PROBLEM: Check every line of the entries that follow, and copy the ones containing "with".

EXERCISE INPUT:
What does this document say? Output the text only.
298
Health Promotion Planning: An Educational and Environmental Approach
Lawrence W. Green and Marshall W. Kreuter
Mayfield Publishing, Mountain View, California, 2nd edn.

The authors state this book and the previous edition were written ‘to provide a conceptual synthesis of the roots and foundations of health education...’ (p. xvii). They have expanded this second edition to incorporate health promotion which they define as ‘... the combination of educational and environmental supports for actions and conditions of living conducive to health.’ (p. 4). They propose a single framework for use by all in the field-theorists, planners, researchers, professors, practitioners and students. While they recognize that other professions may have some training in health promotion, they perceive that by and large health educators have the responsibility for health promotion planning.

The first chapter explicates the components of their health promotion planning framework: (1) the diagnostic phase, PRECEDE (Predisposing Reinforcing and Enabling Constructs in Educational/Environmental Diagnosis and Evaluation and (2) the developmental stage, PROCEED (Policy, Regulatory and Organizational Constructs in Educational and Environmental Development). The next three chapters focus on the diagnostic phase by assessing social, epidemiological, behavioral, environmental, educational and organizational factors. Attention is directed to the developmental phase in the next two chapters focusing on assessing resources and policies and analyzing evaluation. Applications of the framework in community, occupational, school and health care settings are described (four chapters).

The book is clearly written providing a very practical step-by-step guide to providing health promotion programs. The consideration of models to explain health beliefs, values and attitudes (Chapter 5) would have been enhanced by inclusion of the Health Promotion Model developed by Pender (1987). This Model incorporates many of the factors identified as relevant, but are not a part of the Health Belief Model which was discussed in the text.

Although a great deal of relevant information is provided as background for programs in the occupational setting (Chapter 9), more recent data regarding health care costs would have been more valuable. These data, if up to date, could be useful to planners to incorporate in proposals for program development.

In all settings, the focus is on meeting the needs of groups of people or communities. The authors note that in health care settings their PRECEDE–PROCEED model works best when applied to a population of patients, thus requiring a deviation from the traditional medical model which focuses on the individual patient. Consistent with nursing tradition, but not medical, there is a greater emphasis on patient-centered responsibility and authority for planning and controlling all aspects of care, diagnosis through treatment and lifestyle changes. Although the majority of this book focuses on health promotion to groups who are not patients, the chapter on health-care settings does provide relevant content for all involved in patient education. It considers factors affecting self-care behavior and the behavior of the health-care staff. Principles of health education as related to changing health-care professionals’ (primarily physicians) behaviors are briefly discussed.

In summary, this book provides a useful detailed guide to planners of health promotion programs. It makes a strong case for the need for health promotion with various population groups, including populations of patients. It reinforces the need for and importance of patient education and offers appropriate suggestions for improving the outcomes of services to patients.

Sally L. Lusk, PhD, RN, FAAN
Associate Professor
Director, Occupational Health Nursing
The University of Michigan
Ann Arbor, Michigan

COMPLETED TASK:
In all settings, the focus is on meeting the needs of groups of people or communities. The authors note that in health care settings their PRECEDE–PROCEED model works best when applied to a population of patients, thus requiring a deviation from the traditional medical model which focuses on the individual patient. Consistent with nursing tradition, but not medical, there is a greater emphasis on patient-centered responsibility and authority for planning and controlling all aspects of care, diagnosis through treatment and lifestyle changes. Although the majority of this book focuses on health promotion to groups who are not patients, the chapter on health-care settings does provide relevant content for all involved in patient education. It considers factors affecting self-care behavior and the behavior of the health-care staff. Principles of health education as related to changing health-care professionals’ (primarily physicians) behaviors are briefly discussed.
In summary, this book provides a useful detailed guide to planners of health promotion programs. It makes a strong case for the need for health promotion with various population groups, including populations of patients. It reinforces the need for and importance of patient education and offers appropriate suggestions for improving the outcomes of services to patients.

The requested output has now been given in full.